--- Start of Listed records ---
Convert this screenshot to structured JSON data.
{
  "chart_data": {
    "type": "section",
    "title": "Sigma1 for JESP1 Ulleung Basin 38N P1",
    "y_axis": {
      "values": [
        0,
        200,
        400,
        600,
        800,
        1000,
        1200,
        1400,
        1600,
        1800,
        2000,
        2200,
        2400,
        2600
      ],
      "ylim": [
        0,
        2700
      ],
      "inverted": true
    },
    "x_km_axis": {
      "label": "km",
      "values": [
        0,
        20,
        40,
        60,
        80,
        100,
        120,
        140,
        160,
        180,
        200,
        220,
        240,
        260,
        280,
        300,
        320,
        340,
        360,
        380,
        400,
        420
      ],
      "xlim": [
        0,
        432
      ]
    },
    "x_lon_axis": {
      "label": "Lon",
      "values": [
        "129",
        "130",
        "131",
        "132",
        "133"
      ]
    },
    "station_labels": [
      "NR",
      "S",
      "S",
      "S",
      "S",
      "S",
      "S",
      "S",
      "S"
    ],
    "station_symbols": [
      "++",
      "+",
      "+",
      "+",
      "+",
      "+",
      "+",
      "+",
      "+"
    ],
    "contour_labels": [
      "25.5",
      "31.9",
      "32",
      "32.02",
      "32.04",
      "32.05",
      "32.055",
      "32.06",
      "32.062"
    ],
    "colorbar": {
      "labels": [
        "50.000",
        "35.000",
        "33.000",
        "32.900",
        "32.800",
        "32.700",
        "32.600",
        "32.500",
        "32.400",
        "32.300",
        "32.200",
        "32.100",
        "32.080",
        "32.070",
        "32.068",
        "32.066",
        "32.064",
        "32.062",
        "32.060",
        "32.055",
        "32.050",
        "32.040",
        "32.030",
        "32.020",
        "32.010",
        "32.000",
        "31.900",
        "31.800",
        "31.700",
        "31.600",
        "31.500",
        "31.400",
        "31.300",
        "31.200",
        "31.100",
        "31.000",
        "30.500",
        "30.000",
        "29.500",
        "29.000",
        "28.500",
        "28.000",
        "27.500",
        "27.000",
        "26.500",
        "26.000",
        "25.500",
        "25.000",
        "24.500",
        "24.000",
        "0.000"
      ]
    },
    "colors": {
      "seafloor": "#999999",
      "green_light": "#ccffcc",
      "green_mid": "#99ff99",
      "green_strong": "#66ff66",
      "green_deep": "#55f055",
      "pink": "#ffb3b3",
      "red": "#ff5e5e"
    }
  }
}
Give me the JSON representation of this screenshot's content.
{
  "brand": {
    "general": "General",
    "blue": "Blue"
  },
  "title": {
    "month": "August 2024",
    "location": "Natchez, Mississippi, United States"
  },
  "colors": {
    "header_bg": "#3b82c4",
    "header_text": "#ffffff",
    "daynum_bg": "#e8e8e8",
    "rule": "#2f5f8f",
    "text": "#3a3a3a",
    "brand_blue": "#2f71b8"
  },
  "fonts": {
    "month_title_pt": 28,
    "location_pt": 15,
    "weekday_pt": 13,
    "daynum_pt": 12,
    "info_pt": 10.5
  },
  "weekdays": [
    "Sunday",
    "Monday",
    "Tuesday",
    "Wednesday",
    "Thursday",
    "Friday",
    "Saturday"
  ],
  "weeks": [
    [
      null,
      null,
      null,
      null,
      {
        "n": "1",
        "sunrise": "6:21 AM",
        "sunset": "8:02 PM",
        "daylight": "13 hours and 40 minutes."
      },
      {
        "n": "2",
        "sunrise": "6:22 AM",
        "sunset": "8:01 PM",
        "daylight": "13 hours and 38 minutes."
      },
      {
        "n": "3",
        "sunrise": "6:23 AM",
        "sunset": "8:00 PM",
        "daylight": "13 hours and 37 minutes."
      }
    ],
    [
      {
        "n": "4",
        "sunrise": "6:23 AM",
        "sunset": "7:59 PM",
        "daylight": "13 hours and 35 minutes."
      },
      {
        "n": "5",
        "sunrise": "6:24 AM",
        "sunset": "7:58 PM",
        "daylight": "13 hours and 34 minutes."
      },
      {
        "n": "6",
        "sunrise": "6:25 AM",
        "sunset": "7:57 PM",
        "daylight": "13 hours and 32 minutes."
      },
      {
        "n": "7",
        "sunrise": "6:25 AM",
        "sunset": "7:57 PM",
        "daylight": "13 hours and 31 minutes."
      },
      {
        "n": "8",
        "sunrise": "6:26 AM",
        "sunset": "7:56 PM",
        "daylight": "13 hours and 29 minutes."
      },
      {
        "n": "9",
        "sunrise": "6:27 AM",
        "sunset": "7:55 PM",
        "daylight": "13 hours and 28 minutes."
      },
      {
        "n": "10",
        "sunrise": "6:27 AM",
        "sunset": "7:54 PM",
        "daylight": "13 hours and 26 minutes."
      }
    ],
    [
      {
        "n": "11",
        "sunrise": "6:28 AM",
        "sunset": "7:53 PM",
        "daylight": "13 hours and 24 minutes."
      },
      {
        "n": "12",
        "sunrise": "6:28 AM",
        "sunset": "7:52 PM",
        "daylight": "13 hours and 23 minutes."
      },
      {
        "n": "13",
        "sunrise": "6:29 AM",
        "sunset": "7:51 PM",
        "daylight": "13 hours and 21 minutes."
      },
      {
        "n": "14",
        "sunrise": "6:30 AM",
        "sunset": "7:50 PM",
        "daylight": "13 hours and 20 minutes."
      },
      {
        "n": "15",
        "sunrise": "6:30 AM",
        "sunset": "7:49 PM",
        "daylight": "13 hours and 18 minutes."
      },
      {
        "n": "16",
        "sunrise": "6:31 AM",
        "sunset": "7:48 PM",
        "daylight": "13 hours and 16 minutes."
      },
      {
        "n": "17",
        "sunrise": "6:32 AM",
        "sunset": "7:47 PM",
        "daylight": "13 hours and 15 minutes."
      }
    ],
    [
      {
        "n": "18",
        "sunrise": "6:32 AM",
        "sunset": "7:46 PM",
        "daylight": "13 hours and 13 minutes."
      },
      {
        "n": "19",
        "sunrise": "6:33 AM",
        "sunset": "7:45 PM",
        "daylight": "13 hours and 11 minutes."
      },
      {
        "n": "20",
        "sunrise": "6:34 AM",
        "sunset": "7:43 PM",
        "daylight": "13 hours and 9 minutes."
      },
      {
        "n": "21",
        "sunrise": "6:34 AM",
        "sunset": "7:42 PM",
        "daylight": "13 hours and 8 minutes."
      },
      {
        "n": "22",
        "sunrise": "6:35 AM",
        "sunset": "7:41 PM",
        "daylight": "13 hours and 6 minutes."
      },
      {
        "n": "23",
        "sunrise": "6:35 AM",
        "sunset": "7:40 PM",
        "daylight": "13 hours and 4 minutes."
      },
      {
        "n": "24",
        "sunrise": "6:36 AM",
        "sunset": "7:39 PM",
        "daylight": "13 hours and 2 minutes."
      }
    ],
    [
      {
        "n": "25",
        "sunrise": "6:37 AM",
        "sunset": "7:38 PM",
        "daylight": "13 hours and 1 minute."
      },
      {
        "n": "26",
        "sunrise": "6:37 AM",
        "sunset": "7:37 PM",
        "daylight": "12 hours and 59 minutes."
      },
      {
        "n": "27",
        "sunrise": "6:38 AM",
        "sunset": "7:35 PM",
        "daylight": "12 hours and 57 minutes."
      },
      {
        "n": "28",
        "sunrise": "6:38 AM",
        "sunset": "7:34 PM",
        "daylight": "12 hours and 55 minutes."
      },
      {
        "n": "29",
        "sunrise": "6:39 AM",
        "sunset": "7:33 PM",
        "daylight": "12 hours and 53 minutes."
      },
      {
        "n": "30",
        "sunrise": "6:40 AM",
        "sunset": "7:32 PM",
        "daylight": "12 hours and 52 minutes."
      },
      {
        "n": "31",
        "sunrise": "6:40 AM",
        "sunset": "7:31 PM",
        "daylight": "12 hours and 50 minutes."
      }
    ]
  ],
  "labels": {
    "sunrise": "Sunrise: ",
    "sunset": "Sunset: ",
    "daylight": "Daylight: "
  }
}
--- End of Listed records ---
Directions:
Where a line above includes "screenshot", copy that line.

Correct result:
Convert this screenshot to structured JSON data.
Give me the JSON representation of this screenshot's content.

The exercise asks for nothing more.